• **REQUIRED TASK**
According to the osmosis thread, what should be done with the connection's character set to avoid getting double-encoded data?
>> begin EXCERPTED PASSAGE
[OSM-dev] osmosis applied to latest planet

Fri Oct 26 10:35:35 BST 2007

Okay, that makes sense ... I think.

For a long time I used to use the default encoding but changed it last 
time I had utf8 issues.  The cause of that one turned out to be me using 
the default encoding when writing a file in which case you do have to 
explicitly set the encoding.  The MySQL jdbc driver is supposed to 
autodetect so overriding it seemed a bit dodgy at the time.

I'll remove the forced encoding.  Hopefully that will fix the problem.

Tom Hughes wrote:
> In message <4721988A.1020903 at bretth.com>
>         Brett Henderson <brett at bretth.com> wrote:
>
>   
>> I downloaded the problem area from the api and imported it into a
>> local database.  I then dumped the db as a changeset.  The data
>> doesn't get corrupted anywhere.  Something is different when running
>> on the production servers but I don't know what.  I've tried running
>> it on both my windows laptop (codepage 1252 I believe) which has utf8
>> settings applied in my.cnf and my linux server which seems to be set
>> to a utf8 console but not defaulted to utf8 in my.cnf but with the
>> database instance itself created with the utf8 encoding.
>> In both cases the data can be imported and dumped successfully without
>> utf8 loss.
>>     
>
> What you're seeing looks like it is the result of the weird double
> encoding we have in the master database. At a guess something is
> reading from the database via a connection that has been explicitly
> put into UTF-8 mode, and that will break things when reading from
> the master database and give you double-encoded data. You need to
> leave the connection with the default character set.
>
> The full story, or at least what Jon Burgess and I think is going
> on, is as follows...
>
> At some point the database was (I think) converted to UTF-8 so that
> it thinks it is storing UTF-8 data. The default connection character
> set was not changed however, and the API code (both pre and post
> rails) does not explicitly set the connection character set.
>
> So you have ruby code running the API which receives XML which of
> course contains UTF-8 data. It parses that into ruby variables which
> are themselves UTF-8 and then writes them to MySQL.
>
> Now the ruby MySQL client library seemingly doesn't automatically
> set the connection to UTF-8 or do any conversion if the connection
> is set to something else. So it just writes UTF-8 data to the
> database via a connection that is expecting Latin-1 data.
>
> Because the database is UTF-8 but is (it thinks) receiving Latin-1
> data it does a conversion as it writes the data to the database.
>
> That's all fine so long as the reverse happens when you retrieve
> the data. If you retrieve data via a UTF-8 connection then it
> doesn't bother undoing the conversion and you get mangled data
> back.
>
> Tom
>
>
>> end EXCERPTED PASSAGE
>> begin ENTRIES SUPPLIED
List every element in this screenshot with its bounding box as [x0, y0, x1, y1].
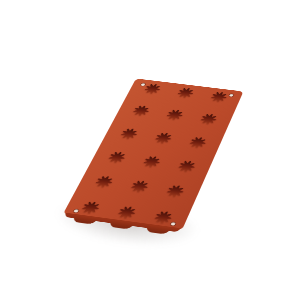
cavity-opening-shape — [143, 83, 162, 94]
silicone-mold-sheet — [63, 79, 243, 230]
cavity-opening-shape — [129, 180, 150, 193]
cavity-opening-shape — [107, 151, 128, 164]
fluted-star-cavity — [129, 104, 153, 118]
fluted-star-cavity — [163, 183, 188, 199]
cavity-opening-shape — [154, 132, 174, 144]
fluted-star-cavity — [186, 135, 210, 150]
cavity-opening-shape — [142, 155, 162, 168]
fluted-star-cavity — [151, 209, 176, 226]
cavity-opening-shape — [80, 201, 102, 215]
cavity-opening-shape — [177, 160, 197, 173]
cavity-opening-shape — [153, 210, 174, 224]
cavity-opening-shape — [131, 105, 151, 117]
fluted-star-cavity — [78, 199, 104, 215]
fluted-star-cavity — [197, 112, 220, 126]
cavity-opening-shape — [210, 91, 229, 103]
fluted-star-cavity — [127, 179, 152, 195]
fluted-star-cavity — [104, 150, 129, 165]
fluted-star-cavity — [141, 82, 164, 96]
cavity-opening-shape — [188, 136, 208, 148]
cavity-opening-shape — [165, 109, 185, 121]
cavity-opening-shape — [176, 87, 195, 99]
fluted-star-cavity — [174, 86, 197, 100]
cavity-opening-shape — [199, 113, 218, 125]
fluted-star-cavity — [117, 126, 141, 141]
cavity-opening-shape — [116, 205, 137, 219]
fluted-star-cavity — [114, 204, 140, 221]
cavity-opening-shape — [165, 185, 186, 198]
fluted-star-cavity — [151, 131, 175, 146]
fluted-star-cavity — [139, 154, 164, 169]
fluted-star-cavity — [91, 174, 116, 190]
fluted-star-cavity — [175, 159, 199, 174]
fluted-star-cavity — [163, 108, 186, 122]
cavity-opening-shape — [94, 175, 115, 188]
cavity-opening-shape — [119, 128, 139, 140]
fluted-star-cavity — [207, 90, 230, 104]
product-photo-scene — [0, 0, 300, 300]
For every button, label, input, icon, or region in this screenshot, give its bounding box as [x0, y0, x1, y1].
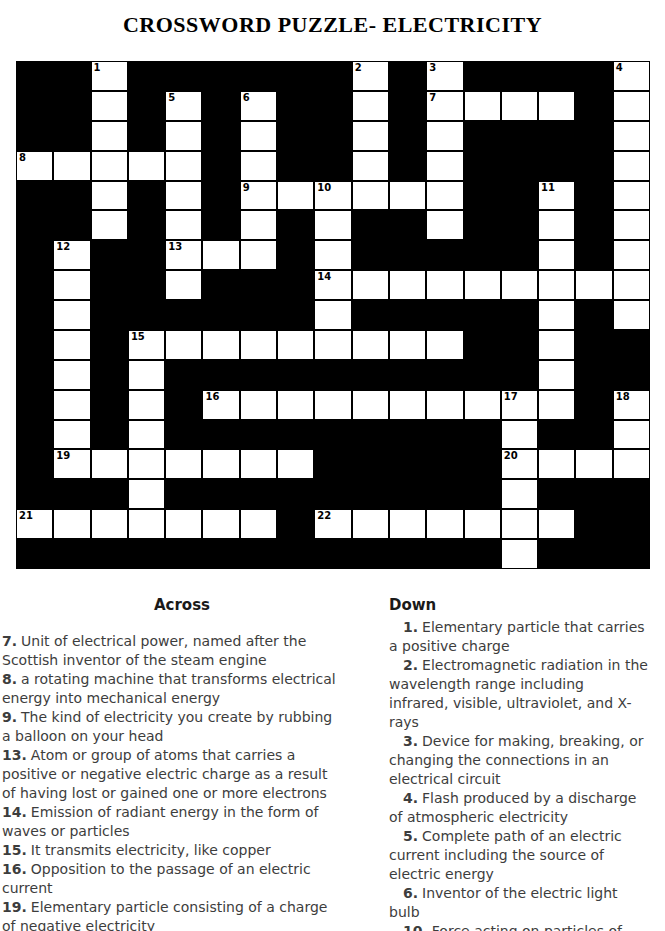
grid-cell[interactable]: [240, 390, 277, 420]
grid-cell-black: [202, 479, 239, 509]
cell-number: 18: [616, 391, 630, 402]
grid-cell[interactable]: [240, 121, 277, 151]
grid-cell-black: [16, 91, 53, 121]
grid-cell-black: [389, 420, 426, 450]
grid-cell-black: [16, 330, 53, 360]
grid-cell-black: [16, 181, 53, 211]
grid-cell[interactable]: [613, 300, 650, 330]
cell-number: 10: [317, 182, 331, 193]
grid-cell[interactable]: [538, 91, 575, 121]
grid-cell[interactable]: 2: [352, 61, 389, 91]
grid-cell-black: [314, 420, 351, 450]
grid-cell[interactable]: [240, 330, 277, 360]
grid-cell-black: [277, 61, 314, 91]
grid-cell[interactable]: [165, 509, 202, 539]
grid-cell[interactable]: [538, 360, 575, 390]
grid-cell-black: [538, 539, 575, 569]
grid-cell-black: [389, 360, 426, 390]
grid-cell[interactable]: 16: [202, 390, 239, 420]
grid-cell-black: [575, 509, 612, 539]
grid-cell[interactable]: [538, 210, 575, 240]
grid-cell-black: [501, 121, 538, 151]
grid-cell[interactable]: 9: [240, 181, 277, 211]
grid-cell-black: [277, 420, 314, 450]
grid-cell[interactable]: 19: [53, 449, 90, 479]
grid-cell[interactable]: [240, 449, 277, 479]
grid-cell-black: [314, 61, 351, 91]
grid-cell-black: [16, 479, 53, 509]
grid-cell-black: [16, 539, 53, 569]
grid-cell[interactable]: [91, 509, 128, 539]
grid-cell-black: [426, 539, 463, 569]
grid-cell[interactable]: [53, 151, 90, 181]
grid-cell-black: [240, 420, 277, 450]
grid-cell-black: [16, 270, 53, 300]
grid-cell-black: [314, 91, 351, 121]
cell-number: 7: [429, 92, 436, 103]
grid-cell-black: [128, 91, 165, 121]
grid-cell-black: [277, 270, 314, 300]
grid-cell[interactable]: [575, 270, 612, 300]
clue-number: 2.: [403, 657, 418, 673]
across-clue-7: 7.Unit of electrical power, named after …: [2, 632, 362, 670]
grid-cell[interactable]: [128, 449, 165, 479]
grid-cell-black: [613, 479, 650, 509]
grid-cell[interactable]: [240, 240, 277, 270]
grid-cell-black: [389, 300, 426, 330]
down-clues: 1.Elementary particle that carries a pos…: [389, 618, 665, 931]
grid-cell[interactable]: [277, 449, 314, 479]
across-clue-19: 19.Elementary particle consisting of a c…: [2, 898, 362, 931]
grid-cell[interactable]: [352, 270, 389, 300]
grid-cell-black: [53, 539, 90, 569]
grid-cell-black: [16, 121, 53, 151]
grid-cell-black: [165, 420, 202, 450]
grid-cell-black: [389, 210, 426, 240]
grid-cell-black: [575, 479, 612, 509]
grid-cell[interactable]: [91, 151, 128, 181]
clue-number: 4.: [403, 790, 418, 806]
grid-cell-black: [464, 240, 501, 270]
grid-cell[interactable]: [91, 181, 128, 211]
grid-cell-black: [165, 390, 202, 420]
grid-cell[interactable]: [277, 390, 314, 420]
grid-cell[interactable]: [91, 210, 128, 240]
grid-cell[interactable]: [613, 240, 650, 270]
grid-cell-black: [501, 61, 538, 91]
grid-cell-black: [202, 210, 239, 240]
grid-cell[interactable]: [501, 420, 538, 450]
grid-cell[interactable]: [53, 270, 90, 300]
grid-cell[interactable]: 11: [538, 181, 575, 211]
clue-number: 8.: [2, 671, 17, 687]
grid-cell-black: [202, 300, 239, 330]
grid-cell-black: [613, 330, 650, 360]
grid-cell[interactable]: [538, 449, 575, 479]
grid-cell-black: [202, 61, 239, 91]
grid-cell[interactable]: [464, 390, 501, 420]
clue-text: Atom or group of atoms that carries a po…: [2, 747, 327, 801]
grid-cell[interactable]: [165, 449, 202, 479]
grid-cell-black: [538, 420, 575, 450]
grid-cell-black: [613, 509, 650, 539]
cell-number: 2: [355, 62, 362, 73]
grid-cell-black: [16, 390, 53, 420]
grid-cell[interactable]: 20: [501, 449, 538, 479]
across-clue-9: 9.The kind of electricity you create by …: [2, 708, 362, 746]
across-clue-15: 15.It transmits electricity, like copper: [2, 841, 362, 860]
cell-number: 8: [19, 152, 26, 163]
grid-cell-black: [538, 121, 575, 151]
grid-cell-black: [352, 210, 389, 240]
grid-cell[interactable]: 8: [16, 151, 53, 181]
grid-cell[interactable]: [53, 330, 90, 360]
grid-cell[interactable]: [426, 390, 463, 420]
grid-cell-black: [575, 61, 612, 91]
grid-cell[interactable]: [165, 121, 202, 151]
clue-number: 15.: [2, 842, 27, 858]
grid-cell[interactable]: [389, 330, 426, 360]
grid-cell-black: [53, 479, 90, 509]
grid-cell[interactable]: [352, 330, 389, 360]
grid-cell[interactable]: 1: [91, 61, 128, 91]
grid-cell-black: [575, 151, 612, 181]
grid-cell-black: [91, 270, 128, 300]
grid-cell[interactable]: [53, 420, 90, 450]
grid-cell-black: [314, 449, 351, 479]
clue-text: Opposition to the passage of an electric…: [2, 861, 311, 896]
cell-number: 13: [168, 241, 182, 252]
grid-cell-black: [91, 420, 128, 450]
grid-cell[interactable]: [277, 330, 314, 360]
grid-cell-black: [464, 210, 501, 240]
clue-text: Emission of radiant energy in the form o…: [2, 804, 318, 839]
grid-cell-black: [91, 240, 128, 270]
clue-text: The kind of electricity you create by ru…: [2, 709, 332, 744]
grid-cell[interactable]: 13: [165, 240, 202, 270]
grid-cell-black: [202, 360, 239, 390]
cell-number: 4: [616, 62, 623, 73]
grid-cell-black: [240, 61, 277, 91]
grid-cell-black: [91, 539, 128, 569]
grid-cell[interactable]: [352, 91, 389, 121]
grid-cell[interactable]: [426, 181, 463, 211]
grid-cell[interactable]: [426, 270, 463, 300]
down-clue-5: 5.Complete path of an electric current i…: [389, 827, 665, 884]
grid-cell-black: [202, 539, 239, 569]
grid-cell[interactable]: [464, 509, 501, 539]
grid-cell[interactable]: [352, 509, 389, 539]
grid-cell-black: [314, 479, 351, 509]
grid-cell-black: [53, 210, 90, 240]
cell-number: 15: [131, 331, 145, 342]
grid-cell-black: [575, 539, 612, 569]
grid-cell[interactable]: [613, 91, 650, 121]
grid-cell-black: [613, 360, 650, 390]
grid-cell[interactable]: 5: [165, 91, 202, 121]
grid-cell[interactable]: [277, 181, 314, 211]
grid-cell[interactable]: [389, 181, 426, 211]
grid-cell-black: [165, 300, 202, 330]
grid-cell[interactable]: 18: [613, 390, 650, 420]
grid-cell[interactable]: 17: [501, 390, 538, 420]
clue-number: 9.: [2, 709, 17, 725]
grid-cell-black: [575, 240, 612, 270]
grid-cell[interactable]: [501, 270, 538, 300]
clue-number: 13.: [2, 747, 27, 763]
grid-cell-black: [128, 210, 165, 240]
grid-cell[interactable]: [613, 181, 650, 211]
grid-cell-black: [464, 181, 501, 211]
clue-text: Flash produced by a discharge of atmosph…: [389, 790, 636, 825]
grid-cell[interactable]: [165, 210, 202, 240]
grid-cell[interactable]: [426, 151, 463, 181]
grid-cell[interactable]: [202, 240, 239, 270]
grid-cell-black: [501, 360, 538, 390]
grid-cell[interactable]: [389, 270, 426, 300]
grid-cell[interactable]: [53, 509, 90, 539]
clue-text: Device for making, breaking, or changing…: [389, 733, 643, 787]
grid-cell[interactable]: [91, 121, 128, 151]
grid-cell[interactable]: [128, 360, 165, 390]
grid-cell-black: [91, 330, 128, 360]
grid-cell-black: [464, 539, 501, 569]
grid-cell-black: [277, 151, 314, 181]
down-clue-6: 6.Inventor of the electric light bulb: [389, 884, 665, 922]
grid-cell-black: [53, 121, 90, 151]
grid-cell[interactable]: [91, 449, 128, 479]
grid-cell[interactable]: 10: [314, 181, 351, 211]
down-clue-2: 2.Electromagnetic radiation in the wavel…: [389, 656, 665, 732]
grid-cell[interactable]: [426, 509, 463, 539]
grid-cell[interactable]: [352, 181, 389, 211]
crossword-grid: 12345678910111213141516171819202122: [16, 61, 650, 569]
clue-text: Complete path of an electric current inc…: [389, 828, 622, 882]
grid-cell-black: [501, 300, 538, 330]
grid-cell-black: [202, 121, 239, 151]
cell-number: 20: [504, 450, 518, 461]
grid-cell[interactable]: 7: [426, 91, 463, 121]
grid-cell[interactable]: [202, 330, 239, 360]
grid-cell-black: [575, 91, 612, 121]
grid-cell[interactable]: [128, 390, 165, 420]
grid-cell[interactable]: [165, 270, 202, 300]
grid-cell[interactable]: [538, 240, 575, 270]
grid-cell[interactable]: 6: [240, 91, 277, 121]
grid-cell[interactable]: [165, 151, 202, 181]
cell-number: 9: [243, 182, 250, 193]
grid-cell[interactable]: [165, 181, 202, 211]
grid-cell[interactable]: [538, 330, 575, 360]
clue-text: Electromagnetic radiation in the wavelen…: [389, 657, 648, 730]
clue-text: Force acting on particles of: [432, 923, 622, 931]
grid-cell[interactable]: [53, 360, 90, 390]
grid-cell-black: [277, 300, 314, 330]
grid-cell-black: [538, 479, 575, 509]
clue-number: 1.: [403, 619, 418, 635]
grid-cell[interactable]: [314, 330, 351, 360]
grid-cell-black: [128, 300, 165, 330]
grid-cell[interactable]: 14: [314, 270, 351, 300]
cell-number: 6: [243, 92, 250, 103]
grid-cell[interactable]: [240, 210, 277, 240]
grid-cell-black: [240, 270, 277, 300]
grid-cell-black: [575, 300, 612, 330]
grid-cell[interactable]: [389, 390, 426, 420]
grid-cell[interactable]: [128, 479, 165, 509]
grid-cell[interactable]: 22: [314, 509, 351, 539]
grid-cell-black: [277, 91, 314, 121]
grid-cell[interactable]: [352, 390, 389, 420]
down-clue-1: 1.Elementary particle that carries a pos…: [389, 618, 665, 656]
grid-cell[interactable]: [464, 270, 501, 300]
cell-number: 5: [168, 92, 175, 103]
grid-cell[interactable]: [613, 449, 650, 479]
grid-cell[interactable]: [240, 509, 277, 539]
grid-cell[interactable]: [314, 240, 351, 270]
across-clue-16: 16.Opposition to the passage of an elect…: [2, 860, 362, 898]
cell-number: 22: [317, 510, 331, 521]
cell-number: 1: [94, 62, 101, 73]
grid-cell-black: [464, 420, 501, 450]
grid-cell[interactable]: [426, 121, 463, 151]
grid-cell-black: [464, 121, 501, 151]
grid-cell-black: [91, 360, 128, 390]
across-clue-14: 14.Emission of radiant energy in the for…: [2, 803, 362, 841]
grid-cell[interactable]: [613, 270, 650, 300]
grid-cell[interactable]: 15: [128, 330, 165, 360]
grid-cell[interactable]: [240, 151, 277, 181]
grid-cell[interactable]: [53, 390, 90, 420]
grid-cell-black: [613, 539, 650, 569]
clue-text: a rotating machine that transforms elect…: [2, 671, 336, 706]
clue-text: Elementary particle that carries a posit…: [389, 619, 645, 654]
grid-cell-black: [352, 539, 389, 569]
across-heading: Across: [2, 596, 362, 615]
grid-cell[interactable]: [128, 151, 165, 181]
grid-cell[interactable]: [352, 151, 389, 181]
grid-cell-black: [464, 151, 501, 181]
grid-cell-black: [464, 61, 501, 91]
grid-cell-black: [202, 151, 239, 181]
clue-text: It transmits electricity, like copper: [31, 842, 271, 858]
grid-cell-black: [91, 390, 128, 420]
grid-cell[interactable]: [128, 420, 165, 450]
grid-cell-black: [16, 61, 53, 91]
grid-cell[interactable]: [501, 509, 538, 539]
grid-cell-black: [128, 121, 165, 151]
grid-cell-black: [314, 539, 351, 569]
grid-cell[interactable]: [613, 151, 650, 181]
clue-number: 6.: [403, 885, 418, 901]
grid-cell[interactable]: 12: [53, 240, 90, 270]
cell-number: 11: [541, 182, 555, 193]
grid-cell[interactable]: [165, 330, 202, 360]
grid-cell[interactable]: [352, 121, 389, 151]
grid-cell-black: [464, 330, 501, 360]
grid-cell[interactable]: [538, 390, 575, 420]
grid-cell[interactable]: [314, 210, 351, 240]
grid-cell[interactable]: [613, 420, 650, 450]
grid-cell-black: [16, 300, 53, 330]
grid-cell-black: [501, 330, 538, 360]
across-section: Across 7.Unit of electrical power, named…: [2, 596, 362, 931]
down-clue-10: 10.Force acting on particles of: [389, 922, 665, 931]
grid-cell[interactable]: [501, 91, 538, 121]
grid-cell-black: [501, 210, 538, 240]
grid-cell[interactable]: [202, 449, 239, 479]
grid-cell-black: [314, 360, 351, 390]
grid-cell-black: [352, 449, 389, 479]
grid-cell-black: [240, 479, 277, 509]
grid-cell-black: [426, 420, 463, 450]
across-clue-13: 13.Atom or group of atoms that carries a…: [2, 746, 362, 803]
grid-cell[interactable]: [501, 539, 538, 569]
grid-cell-black: [575, 420, 612, 450]
grid-cell-black: [53, 61, 90, 91]
cell-number: 3: [429, 62, 436, 73]
grid-cell-black: [389, 151, 426, 181]
grid-cell[interactable]: [613, 210, 650, 240]
grid-cell-black: [575, 360, 612, 390]
grid-cell[interactable]: [91, 91, 128, 121]
grid-cell-black: [277, 240, 314, 270]
grid-cell[interactable]: [613, 121, 650, 151]
grid-cell[interactable]: [426, 210, 463, 240]
grid-cell[interactable]: [501, 479, 538, 509]
grid-cell[interactable]: [314, 300, 351, 330]
grid-cell-black: [53, 181, 90, 211]
grid-cell-black: [16, 420, 53, 450]
grid-cell-black: [501, 181, 538, 211]
grid-cell[interactable]: 21: [16, 509, 53, 539]
grid-cell[interactable]: [538, 300, 575, 330]
grid-cell[interactable]: [314, 390, 351, 420]
grid-cell-black: [240, 539, 277, 569]
cell-number: 17: [504, 391, 518, 402]
grid-cell-black: [575, 181, 612, 211]
grid-cell[interactable]: [53, 300, 90, 330]
down-section: Down 1.Elementary particle that carries …: [389, 596, 665, 931]
grid-cell-black: [314, 121, 351, 151]
grid-cell[interactable]: [426, 330, 463, 360]
grid-cell[interactable]: [128, 509, 165, 539]
grid-cell-black: [426, 449, 463, 479]
grid-cell[interactable]: [538, 270, 575, 300]
grid-cell[interactable]: [202, 509, 239, 539]
grid-cell-black: [128, 240, 165, 270]
grid-cell-black: [389, 240, 426, 270]
grid-cell-black: [389, 61, 426, 91]
grid-cell-black: [575, 121, 612, 151]
grid-cell-black: [426, 300, 463, 330]
grid-cell-black: [426, 240, 463, 270]
grid-cell[interactable]: [538, 509, 575, 539]
grid-cell[interactable]: [464, 91, 501, 121]
grid-cell-black: [202, 181, 239, 211]
grid-cell[interactable]: [389, 509, 426, 539]
cell-number: 12: [56, 241, 70, 252]
grid-cell[interactable]: [575, 449, 612, 479]
grid-cell[interactable]: 4: [613, 61, 650, 91]
grid-cell-black: [128, 270, 165, 300]
grid-cell-black: [165, 360, 202, 390]
grid-cell-black: [165, 539, 202, 569]
grid-cell-black: [538, 61, 575, 91]
grid-cell[interactable]: 3: [426, 61, 463, 91]
grid-cell-black: [277, 479, 314, 509]
clue-number: 10.: [403, 923, 428, 931]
>> end ENTRIES SUPPLIED
• **SOLUTION**
Leave the connection with the default character set.